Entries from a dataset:
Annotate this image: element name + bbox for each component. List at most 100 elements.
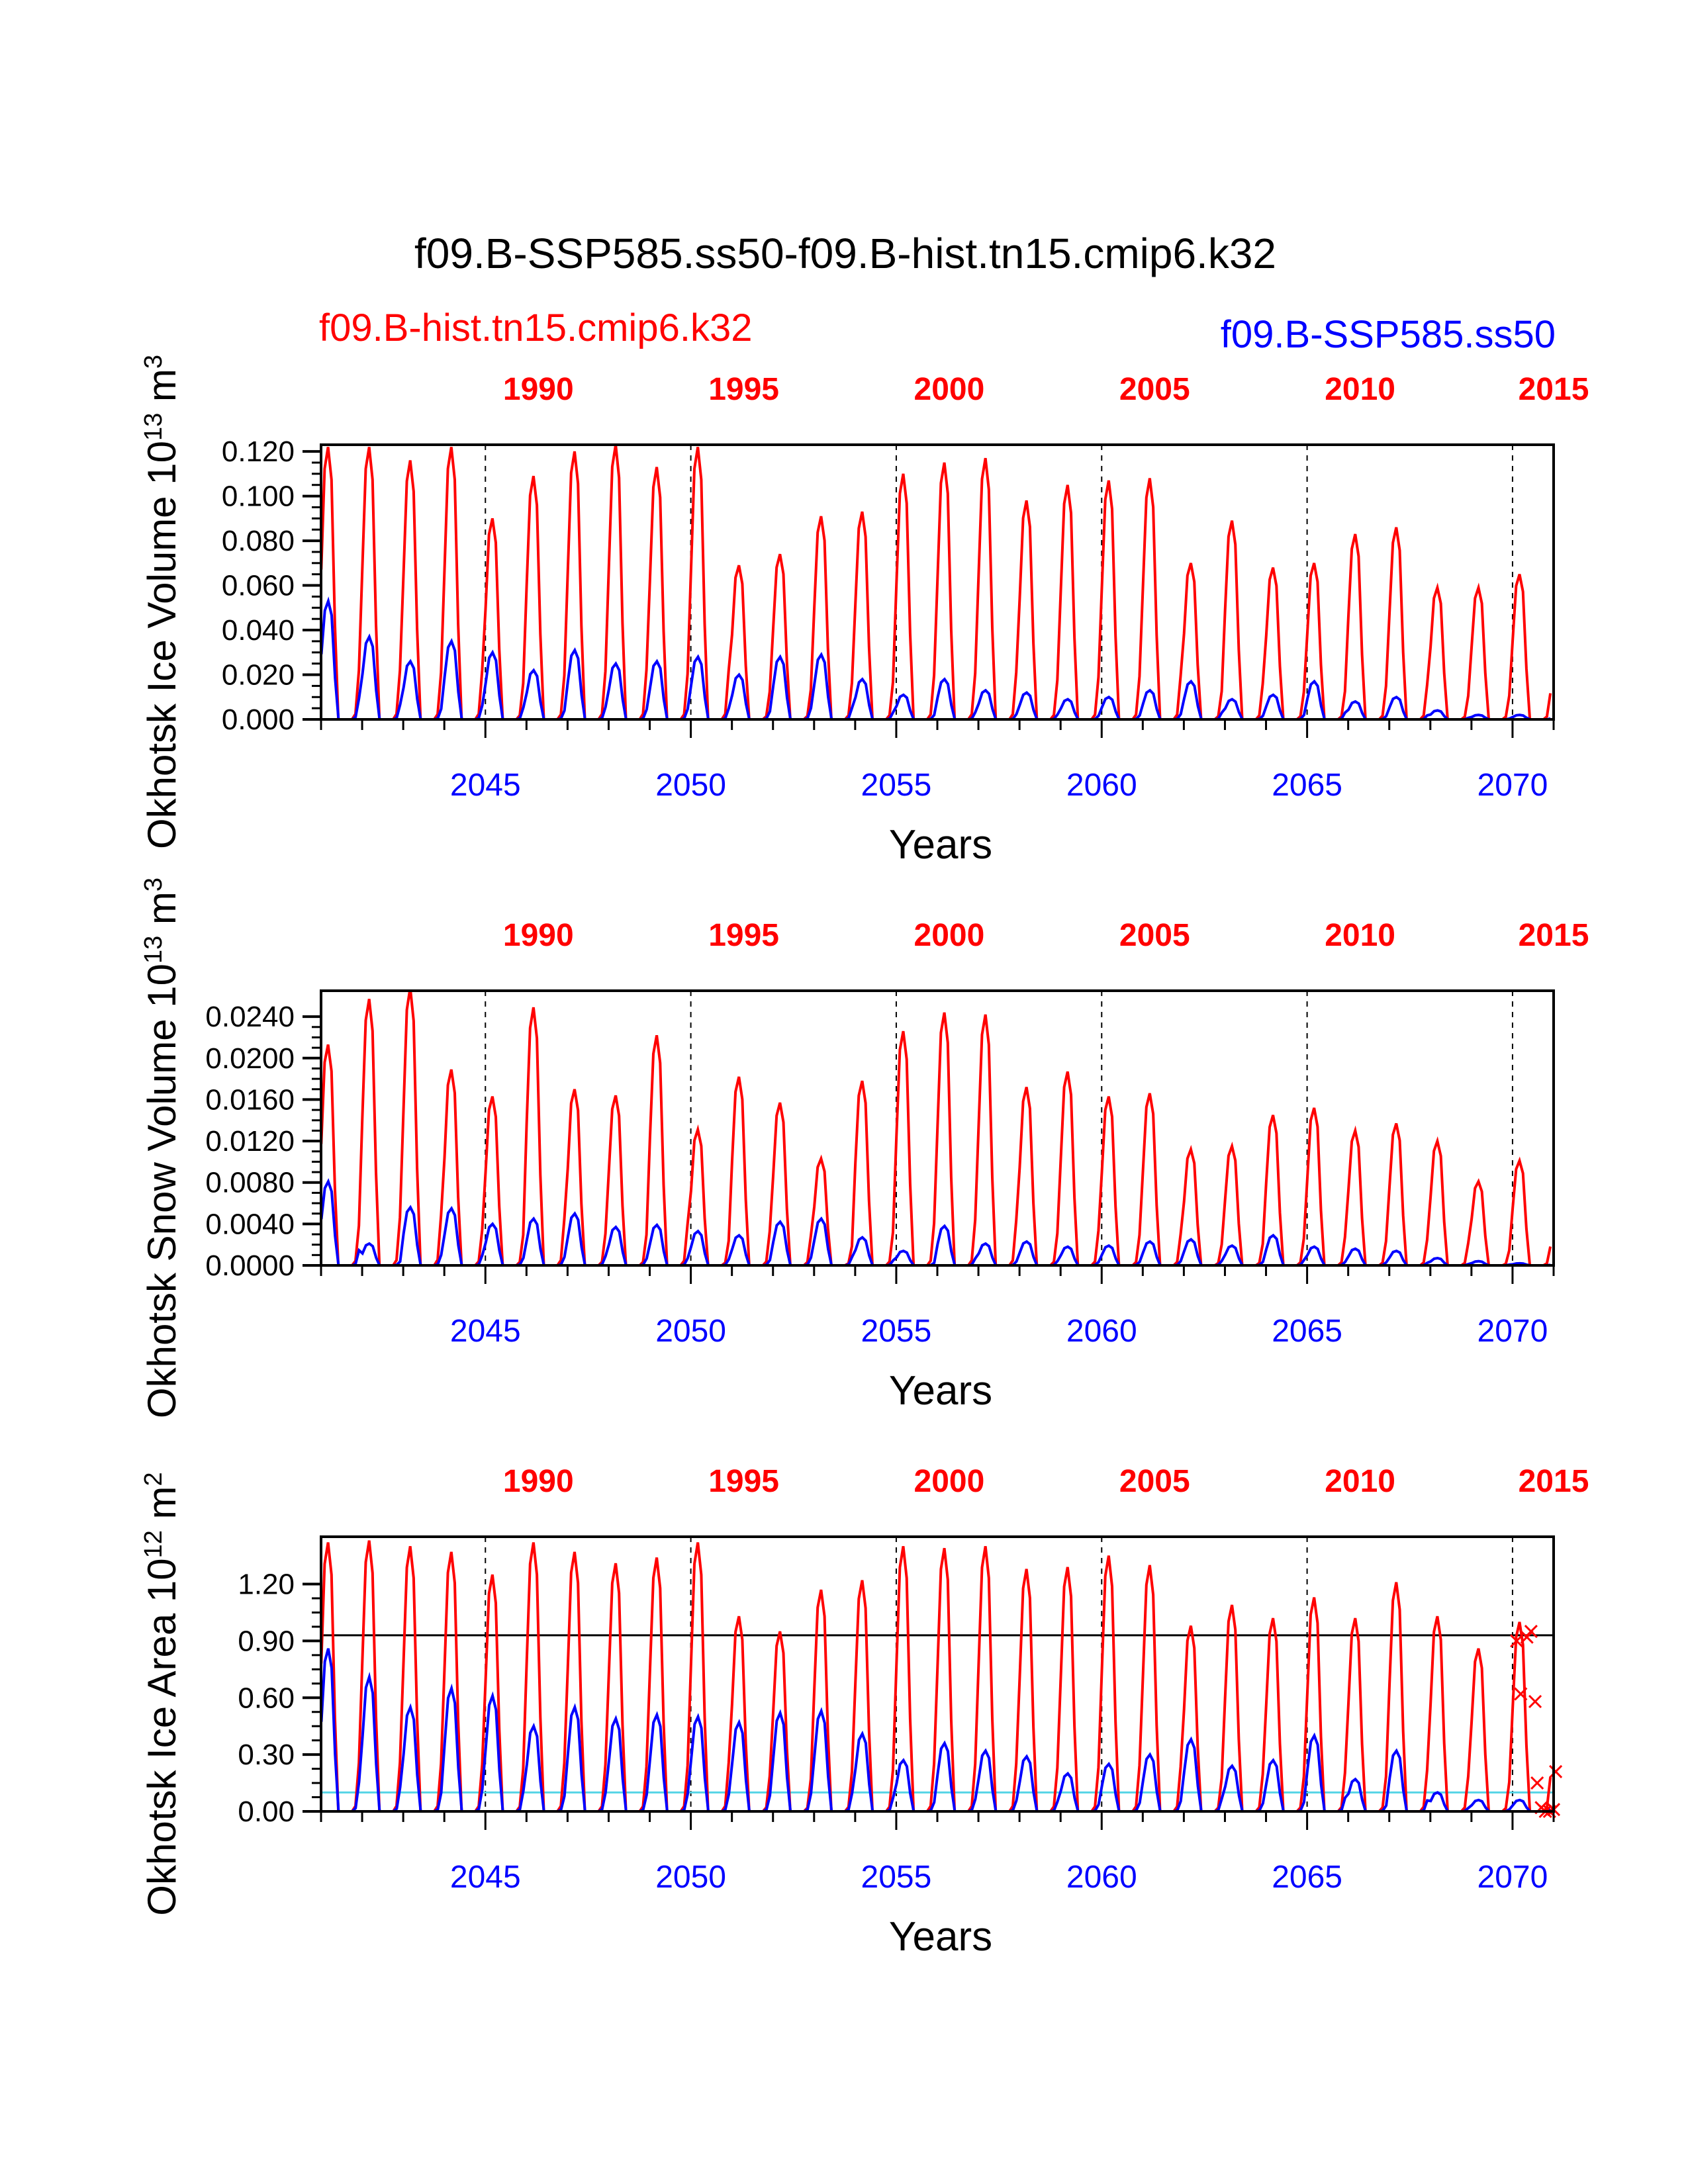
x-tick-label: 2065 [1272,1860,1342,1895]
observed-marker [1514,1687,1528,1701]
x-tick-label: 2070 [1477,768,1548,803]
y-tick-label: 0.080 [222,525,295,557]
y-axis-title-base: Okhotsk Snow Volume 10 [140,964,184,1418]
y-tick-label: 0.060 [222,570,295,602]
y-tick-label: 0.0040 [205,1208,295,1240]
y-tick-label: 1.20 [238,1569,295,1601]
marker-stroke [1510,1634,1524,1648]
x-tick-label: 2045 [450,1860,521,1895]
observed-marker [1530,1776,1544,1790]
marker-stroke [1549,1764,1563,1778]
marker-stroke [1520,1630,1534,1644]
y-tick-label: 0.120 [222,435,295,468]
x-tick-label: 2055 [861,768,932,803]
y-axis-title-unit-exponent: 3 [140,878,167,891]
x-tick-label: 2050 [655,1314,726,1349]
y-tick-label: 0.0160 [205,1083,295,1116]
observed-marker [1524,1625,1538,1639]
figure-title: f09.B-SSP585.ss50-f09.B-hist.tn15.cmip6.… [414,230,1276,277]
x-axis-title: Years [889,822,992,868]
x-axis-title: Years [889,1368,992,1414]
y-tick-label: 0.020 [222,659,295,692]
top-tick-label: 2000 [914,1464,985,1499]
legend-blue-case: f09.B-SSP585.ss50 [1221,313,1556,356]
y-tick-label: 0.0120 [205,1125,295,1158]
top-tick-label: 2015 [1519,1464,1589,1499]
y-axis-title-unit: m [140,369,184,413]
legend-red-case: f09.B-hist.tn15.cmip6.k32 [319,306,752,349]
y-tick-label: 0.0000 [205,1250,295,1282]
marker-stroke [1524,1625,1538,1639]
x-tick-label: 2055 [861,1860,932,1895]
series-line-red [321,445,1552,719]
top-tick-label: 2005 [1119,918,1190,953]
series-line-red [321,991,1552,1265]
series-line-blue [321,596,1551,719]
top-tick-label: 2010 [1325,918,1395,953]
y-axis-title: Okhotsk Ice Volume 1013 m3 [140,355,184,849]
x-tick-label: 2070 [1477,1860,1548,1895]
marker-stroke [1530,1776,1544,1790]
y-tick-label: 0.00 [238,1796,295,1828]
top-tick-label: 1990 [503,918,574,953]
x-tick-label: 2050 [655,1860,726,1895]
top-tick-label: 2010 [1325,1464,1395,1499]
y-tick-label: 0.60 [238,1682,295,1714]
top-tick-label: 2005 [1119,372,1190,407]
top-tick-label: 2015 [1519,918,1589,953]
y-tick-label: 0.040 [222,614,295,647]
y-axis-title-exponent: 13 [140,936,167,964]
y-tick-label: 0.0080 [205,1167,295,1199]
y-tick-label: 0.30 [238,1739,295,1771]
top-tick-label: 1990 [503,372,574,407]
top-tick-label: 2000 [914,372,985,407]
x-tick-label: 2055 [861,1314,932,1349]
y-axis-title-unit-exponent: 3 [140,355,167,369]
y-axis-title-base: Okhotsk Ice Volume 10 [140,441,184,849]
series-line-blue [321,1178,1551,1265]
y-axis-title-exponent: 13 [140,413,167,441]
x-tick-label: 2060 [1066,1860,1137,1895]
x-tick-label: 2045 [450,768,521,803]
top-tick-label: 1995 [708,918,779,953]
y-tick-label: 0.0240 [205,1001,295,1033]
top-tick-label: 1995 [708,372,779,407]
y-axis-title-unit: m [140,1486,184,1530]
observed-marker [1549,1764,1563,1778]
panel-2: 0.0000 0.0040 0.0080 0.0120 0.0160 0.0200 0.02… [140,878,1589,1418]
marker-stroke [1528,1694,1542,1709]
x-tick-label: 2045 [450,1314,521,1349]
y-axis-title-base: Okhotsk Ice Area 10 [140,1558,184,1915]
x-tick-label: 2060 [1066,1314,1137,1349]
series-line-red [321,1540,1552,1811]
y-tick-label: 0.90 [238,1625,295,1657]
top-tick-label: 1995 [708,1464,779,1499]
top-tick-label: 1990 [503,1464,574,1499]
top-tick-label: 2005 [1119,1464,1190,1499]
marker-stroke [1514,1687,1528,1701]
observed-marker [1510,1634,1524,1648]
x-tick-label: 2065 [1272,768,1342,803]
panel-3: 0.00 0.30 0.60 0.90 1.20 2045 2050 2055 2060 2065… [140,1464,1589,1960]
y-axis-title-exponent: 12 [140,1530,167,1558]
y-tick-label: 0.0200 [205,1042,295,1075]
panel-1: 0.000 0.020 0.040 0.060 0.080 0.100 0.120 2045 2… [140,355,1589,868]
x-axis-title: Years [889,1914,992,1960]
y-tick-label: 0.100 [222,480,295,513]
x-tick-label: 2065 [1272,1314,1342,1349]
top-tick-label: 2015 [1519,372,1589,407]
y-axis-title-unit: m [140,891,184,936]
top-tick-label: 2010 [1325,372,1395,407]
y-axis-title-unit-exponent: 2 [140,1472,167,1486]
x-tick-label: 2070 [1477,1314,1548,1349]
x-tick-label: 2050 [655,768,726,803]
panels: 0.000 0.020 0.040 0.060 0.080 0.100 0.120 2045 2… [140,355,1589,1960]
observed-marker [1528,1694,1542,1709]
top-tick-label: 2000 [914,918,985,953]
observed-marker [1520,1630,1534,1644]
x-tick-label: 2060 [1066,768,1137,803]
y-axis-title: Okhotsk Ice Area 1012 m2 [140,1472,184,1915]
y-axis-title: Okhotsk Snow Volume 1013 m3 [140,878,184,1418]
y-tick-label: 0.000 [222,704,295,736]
--
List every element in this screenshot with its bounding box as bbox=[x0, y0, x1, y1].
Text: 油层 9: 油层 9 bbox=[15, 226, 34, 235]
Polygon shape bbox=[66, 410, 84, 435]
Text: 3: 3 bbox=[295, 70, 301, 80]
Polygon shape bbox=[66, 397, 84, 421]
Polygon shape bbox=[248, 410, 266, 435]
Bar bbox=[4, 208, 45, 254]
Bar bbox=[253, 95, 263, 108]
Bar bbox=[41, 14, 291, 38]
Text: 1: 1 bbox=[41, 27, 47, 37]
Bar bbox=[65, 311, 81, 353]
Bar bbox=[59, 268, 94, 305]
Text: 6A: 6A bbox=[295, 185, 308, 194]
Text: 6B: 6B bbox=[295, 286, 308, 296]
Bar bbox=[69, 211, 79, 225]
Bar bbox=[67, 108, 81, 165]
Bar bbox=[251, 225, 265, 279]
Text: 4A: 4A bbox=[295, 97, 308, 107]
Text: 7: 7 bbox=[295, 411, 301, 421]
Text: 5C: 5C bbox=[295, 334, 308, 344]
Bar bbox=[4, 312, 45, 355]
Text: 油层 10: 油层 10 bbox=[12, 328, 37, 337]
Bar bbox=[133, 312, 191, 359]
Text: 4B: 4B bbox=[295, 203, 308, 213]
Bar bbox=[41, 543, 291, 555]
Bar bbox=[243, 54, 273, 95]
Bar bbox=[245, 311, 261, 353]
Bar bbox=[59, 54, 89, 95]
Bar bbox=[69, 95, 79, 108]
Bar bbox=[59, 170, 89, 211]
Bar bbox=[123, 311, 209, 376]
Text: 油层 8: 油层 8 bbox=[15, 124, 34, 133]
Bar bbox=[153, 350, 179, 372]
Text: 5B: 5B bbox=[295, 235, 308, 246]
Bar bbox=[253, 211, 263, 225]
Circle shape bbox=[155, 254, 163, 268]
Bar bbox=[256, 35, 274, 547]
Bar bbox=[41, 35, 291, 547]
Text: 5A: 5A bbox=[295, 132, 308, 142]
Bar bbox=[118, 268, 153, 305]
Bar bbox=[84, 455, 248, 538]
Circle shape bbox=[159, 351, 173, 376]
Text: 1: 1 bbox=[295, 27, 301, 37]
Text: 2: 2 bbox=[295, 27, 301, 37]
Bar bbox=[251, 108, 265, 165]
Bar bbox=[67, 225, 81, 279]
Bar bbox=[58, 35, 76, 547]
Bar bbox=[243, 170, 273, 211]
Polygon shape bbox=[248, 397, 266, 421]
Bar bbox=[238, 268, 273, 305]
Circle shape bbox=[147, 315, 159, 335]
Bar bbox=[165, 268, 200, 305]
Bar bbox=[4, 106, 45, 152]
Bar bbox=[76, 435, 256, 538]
...
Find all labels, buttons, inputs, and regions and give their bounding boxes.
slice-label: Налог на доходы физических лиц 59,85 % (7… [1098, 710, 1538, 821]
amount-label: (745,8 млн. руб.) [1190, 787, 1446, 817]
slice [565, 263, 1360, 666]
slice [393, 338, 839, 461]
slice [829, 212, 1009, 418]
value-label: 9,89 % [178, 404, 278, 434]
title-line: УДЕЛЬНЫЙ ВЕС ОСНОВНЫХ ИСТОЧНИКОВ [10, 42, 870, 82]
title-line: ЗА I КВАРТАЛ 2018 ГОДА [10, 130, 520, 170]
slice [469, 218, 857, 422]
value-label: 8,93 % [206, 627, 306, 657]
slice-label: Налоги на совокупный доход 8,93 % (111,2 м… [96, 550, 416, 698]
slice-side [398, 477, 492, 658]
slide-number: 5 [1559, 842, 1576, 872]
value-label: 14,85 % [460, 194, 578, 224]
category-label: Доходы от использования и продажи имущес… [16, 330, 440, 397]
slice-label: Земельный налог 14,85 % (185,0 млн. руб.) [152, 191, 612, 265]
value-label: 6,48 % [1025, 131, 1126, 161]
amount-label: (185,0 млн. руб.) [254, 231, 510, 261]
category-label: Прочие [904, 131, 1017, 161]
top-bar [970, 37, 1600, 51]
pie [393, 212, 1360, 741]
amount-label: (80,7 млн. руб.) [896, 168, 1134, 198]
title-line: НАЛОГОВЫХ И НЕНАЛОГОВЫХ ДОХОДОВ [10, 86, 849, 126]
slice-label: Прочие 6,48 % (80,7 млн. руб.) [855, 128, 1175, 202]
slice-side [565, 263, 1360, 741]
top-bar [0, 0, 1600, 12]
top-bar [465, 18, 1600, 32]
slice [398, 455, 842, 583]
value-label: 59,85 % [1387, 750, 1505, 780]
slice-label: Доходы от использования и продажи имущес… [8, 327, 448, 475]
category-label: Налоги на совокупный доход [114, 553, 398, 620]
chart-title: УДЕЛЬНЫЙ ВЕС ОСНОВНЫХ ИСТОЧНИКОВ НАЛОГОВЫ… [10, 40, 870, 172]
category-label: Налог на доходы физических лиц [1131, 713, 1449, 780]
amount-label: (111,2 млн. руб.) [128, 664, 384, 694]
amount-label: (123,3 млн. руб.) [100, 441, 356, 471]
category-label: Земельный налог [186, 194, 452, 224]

● What to produce
Rewrite the entries in the stretch from "Find all labels, buttons, inputs, and" through "amount-label: (123,3 млн.", replacing every instance of "top-bar" with "header-bar" and leaving all else unchanged. Return only those lines.

● Task output
Find all labels, buttons, inputs, and regions and give their bounding boxes.
slice-label: Налог на доходы физических лиц 59,85 % (7… [1098, 710, 1538, 821]
amount-label: (745,8 млн. руб.) [1190, 787, 1446, 817]
slice [565, 263, 1360, 666]
slice [393, 338, 839, 461]
slice [829, 212, 1009, 418]
value-label: 9,89 % [178, 404, 278, 434]
title-line: УДЕЛЬНЫЙ ВЕС ОСНОВНЫХ ИСТОЧНИКОВ [10, 42, 870, 82]
title-line: ЗА I КВАРТАЛ 2018 ГОДА [10, 130, 520, 170]
slice [469, 218, 857, 422]
value-label: 8,93 % [206, 627, 306, 657]
slice-label: Налоги на совокупный доход 8,93 % (111,2 м… [96, 550, 416, 698]
slice-side [398, 477, 492, 658]
slide-number: 5 [1559, 842, 1576, 872]
value-label: 14,85 % [460, 194, 578, 224]
category-label: Доходы от использования и продажи имущес… [16, 330, 440, 397]
slice-label: Земельный налог 14,85 % (185,0 млн. руб.) [152, 191, 612, 265]
value-label: 6,48 % [1025, 131, 1126, 161]
amount-label: (185,0 млн. руб.) [254, 231, 510, 261]
category-label: Прочие [904, 131, 1017, 161]
header-bar [970, 37, 1600, 51]
pie [393, 212, 1360, 741]
amount-label: (80,7 млн. руб.) [896, 168, 1134, 198]
title-line: НАЛОГОВЫХ И НЕНАЛОГОВЫХ ДОХОДОВ [10, 86, 849, 126]
slice-label: Прочие 6,48 % (80,7 млн. руб.) [855, 128, 1175, 202]
slice-side [565, 263, 1360, 741]
header-bar [0, 0, 1600, 12]
header-bar [465, 18, 1600, 32]
slice [398, 455, 842, 583]
value-label: 59,85 % [1387, 750, 1505, 780]
slice-label: Доходы от использования и продажи имущес… [8, 327, 448, 475]
category-label: Налоги на совокупный доход [114, 553, 398, 620]
chart-title: УДЕЛЬНЫЙ ВЕС ОСНОВНЫХ ИСТОЧНИКОВ НАЛОГОВЫ… [10, 40, 870, 172]
category-label: Налог на доходы физических лиц [1131, 713, 1449, 780]
amount-label: (111,2 млн. руб.) [128, 664, 384, 694]
amount-label: (123,3 млн. руб.) [100, 441, 356, 471]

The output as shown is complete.